* **Exercise requirements**
Gather up every line from the entries below that uses the word "开展复议调解实现高效便民".

* **Extracted records**
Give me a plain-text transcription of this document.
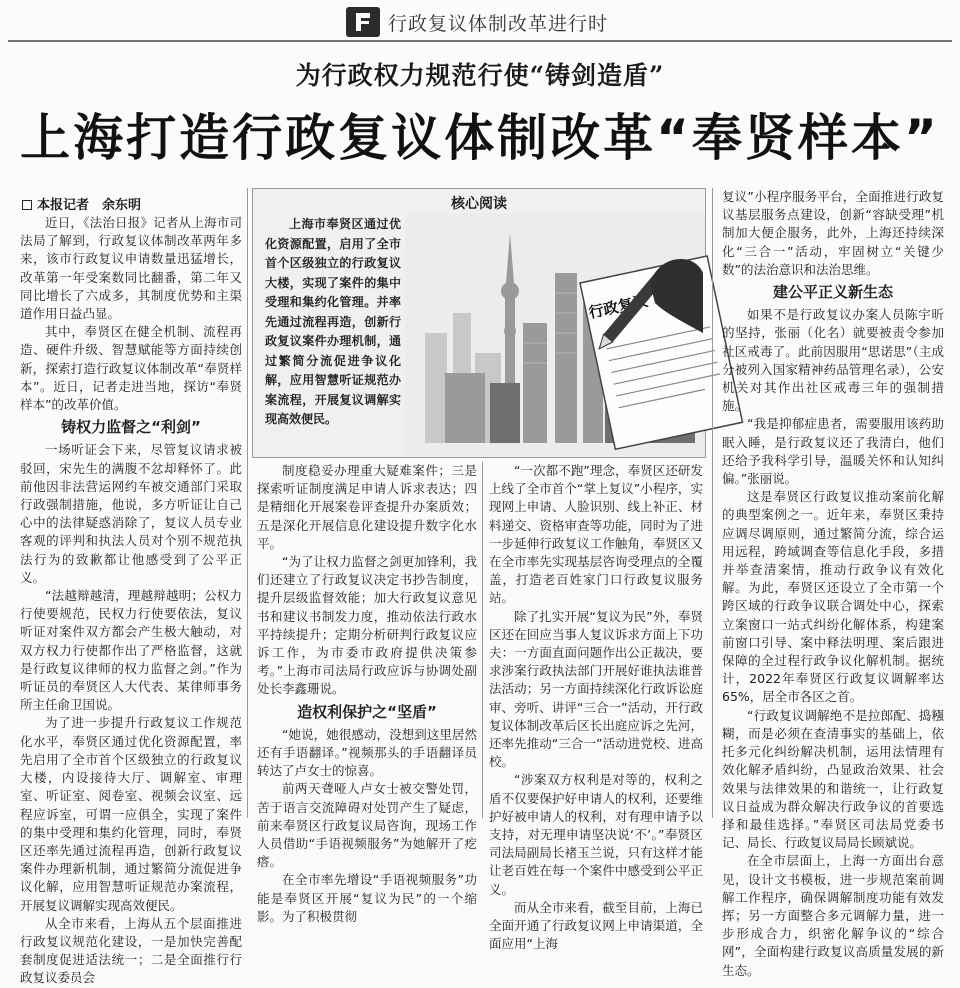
行政复议体制改革进行时
为行政权力规范行使“铸剑造盾”
上海打造行政复议体制改革“奉贤样本”
本报记者　余东明

近日，《法治日报》记者从上海市司法局了解到，行政复议体制改革两年多来，该市行政复议申请数量迅猛增长，改革第一年受案数同比翻番，第二年又同比增长了六成多，其制度优势和主渠道作用日益凸显。

其中，奉贤区在健全机制、流程再造、硬件升级、智慧赋能等方面持续创新，探索打造行政复议体制改革“奉贤样本”。近日，记者走进当地，探访“奉贤样本”的改革价值。

铸权力监督之“利剑”

一场听证会下来，尽管复议请求被驳回，宋先生的满腹不忿却释怀了。此前他因非法营运网约车被交通部门采取行政强制措施，他说，多方听证让自己心中的法律疑惑消除了，复议人员专业客观的评判和执法人员对个别不规范执法行为的致歉都让他感受到了公平正义。

“法越辩越清，理越辩越明；公权力行使要规范，民权力行使要依法，复议听证对案件双方都会产生极大触动，对双方权力行使都作出了严格监督，这就是行政复议律师的权力监督之剑。”作为听证员的奉贤区人大代表、某律师事务所主任俞卫国说。

为了进一步提升行政复议工作规范化水平，奉贤区通过优化资源配置，率先启用了全市首个区级独立的行政复议大楼，内设接待大厅、调解室、审理室、听证室、阅卷室、视频会议室、远程应诉室，可谓一应俱全，实现了案件的集中受理和集约化管理，同时，奉贤区还率先通过流程再造，创新行政复议案件办理新机制，通过繁简分流促进争议化解，应用智慧听证规范办案流程，开展复议调解实现高效便民。

从全市来看，上海从五个层面推进行政复议规范化建设，一是加快完善配套制度促进适法统一；二是全面推行行政复议委员会

核心阅读
上海市奉贤区通过优化资源配置，启用了全市首个区级独立的行政复议大楼，实现了案件的集中受理和集约化管理。并率先通过流程再造，创新行政复议案件办理机制，通过繁简分流促进争议化解，应用智慧听证规范办案流程，开展复议调解实现高效便民。
行政复议

制度稳妥办理重大疑难案件；三是探索听证制度满足申请人诉求表达；四是精细化开展案卷评查提升办案质效；五是深化开展信息化建设提升数字化水平。

“为了让权力监督之剑更加锋利，我们还建立了行政复议决定书抄告制度，提升层级监督效能；加大行政复议意见书和建议书制发力度，推动依法行政水平持续提升；定期分析研判行政复议应诉工作，为市委市政府提供决策参考。”上海市司法局行政应诉与协调处副处长李鑫珊说。

造权利保护之“坚盾”

“她说，她很感动，没想到这里居然还有手语翻译。”视频那头的手语翻译员转达了卢女士的惊喜。

前两天聋哑人卢女士被交警处罚，苦于语言交流障碍对处罚产生了疑虑，前来奉贤区行政复议局咨询，现场工作人员借助“手语视频服务”为她解开了疙瘩。

在全市率先增设“手语视频服务”功能是奉贤区开展“复议为民”的一个缩影。为了积极贯彻

“一次都不跑”理念，奉贤区还研发上线了全市首个“掌上复议”小程序，实现网上申请、人脸识别、线上补正、材料递交、资格审查等功能，同时为了进一步延伸行政复议工作触角，奉贤区又在全市率先实现基层咨询受理点的全覆盖，打造老百姓家门口行政复议服务站。

除了扎实开展“复议为民”外，奉贤区还在回应当事人复议诉求方面上下功夫：一方面直面问题作出公正裁决，要求涉案行政执法部门开展好谁执法谁普法活动；另一方面持续深化行政诉讼庭审、旁听、讲评“三合一”活动，开行政复议体制改革后区长出庭应诉之先河，还率先推动“三合一”活动进党校、进高校。

“涉案双方权利是对等的，权利之盾不仅要保护好申请人的权利，还要维护好被申请人的权利，对有理申请予以支持，对无理申请坚决说‘不’。”奉贤区司法局副局长褚玉兰说，只有这样才能让老百姓在每一个案件中感受到公平正义。

而从全市来看，截至目前，上海已全面开通了行政复议网上申请渠道，全面应用“上海

复议”小程序服务平台，全面推进行政复议基层服务点建设，创新“容缺受理”机制加大便企服务，此外，上海还持续深化“三合一”活动，牢固树立“关键少数”的法治意识和法治思维。

建公平正义新生态

如果不是行政复议办案人员陈宇昕的坚持，张丽（化名）就要被责令参加社区戒毒了。此前因服用“思诺思”（主成分被列入国家精神药品管理名录），公安机关对其作出社区戒毒三年的强制措施。

“我是抑郁症患者，需要服用该药助眠入睡，是行政复议还了我清白，他们还给予我科学引导，温暖关怀和认知纠偏。”张丽说。

这是奉贤区行政复议推动案前化解的典型案例之一。近年来，奉贤区秉持应调尽调原则，通过繁简分流，综合运用远程，跨域调查等信息化手段，多措并举查清案情，推动行政争议有效化解。为此，奉贤区还设立了全市第一个跨区域的行政争议联合调处中心，探索立案窗口一站式纠纷化解体系，构建案前窗口引导、案中释法明理、案后跟进保障的全过程行政争议化解机制。据统计，2022年奉贤区行政复议调解率达65%，居全市各区之首。

“行政复议调解绝不是拉郎配、捣糨糊，而是必须在查清事实的基础上，依托多元化纠纷解决机制，运用法情理有效化解矛盾纠纷，凸显政治效果、社会效果与法律效果的和谐统一，让行政复议日益成为群众解决行政争议的首要选择和最佳选择。”奉贤区司法局党委书记、局长、行政复议局局长顾斌说。

在全市层面上，上海一方面出台意见，设计文书模板，进一步规范案前调解工作程序，确保调解制度功能有效发挥；另一方面整合多元调解力量，进一步形成合力，织密化解争议的“综合网”，全面构建行政复议高质量发展的新生态。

* **Answer to the task**
为了进一步提升行政复议工作规范化水平，奉贤区通过优化资源配置，率先启用了全市首个区级独立的行政复议大楼，内设接待大厅、调解室、审理室、听证室、阅卷室、视频会议室、远程应诉室，可谓一应俱全，实现了案件的集中受理和集约化管理，同时，奉贤区还率先通过流程再造，创新行政复议案件办理新机制，通过繁简分流促进争议化解，应用智慧听证规范办案流程，开展复议调解实现高效便民。
上海市奉贤区通过优化资源配置，启用了全市首个区级独立的行政复议大楼，实现了案件的集中受理和集约化管理。并率先通过流程再造，创新行政复议案件办理机制，通过繁简分流促进争议化解，应用智慧听证规范办案流程，开展复议调解实现高效便民。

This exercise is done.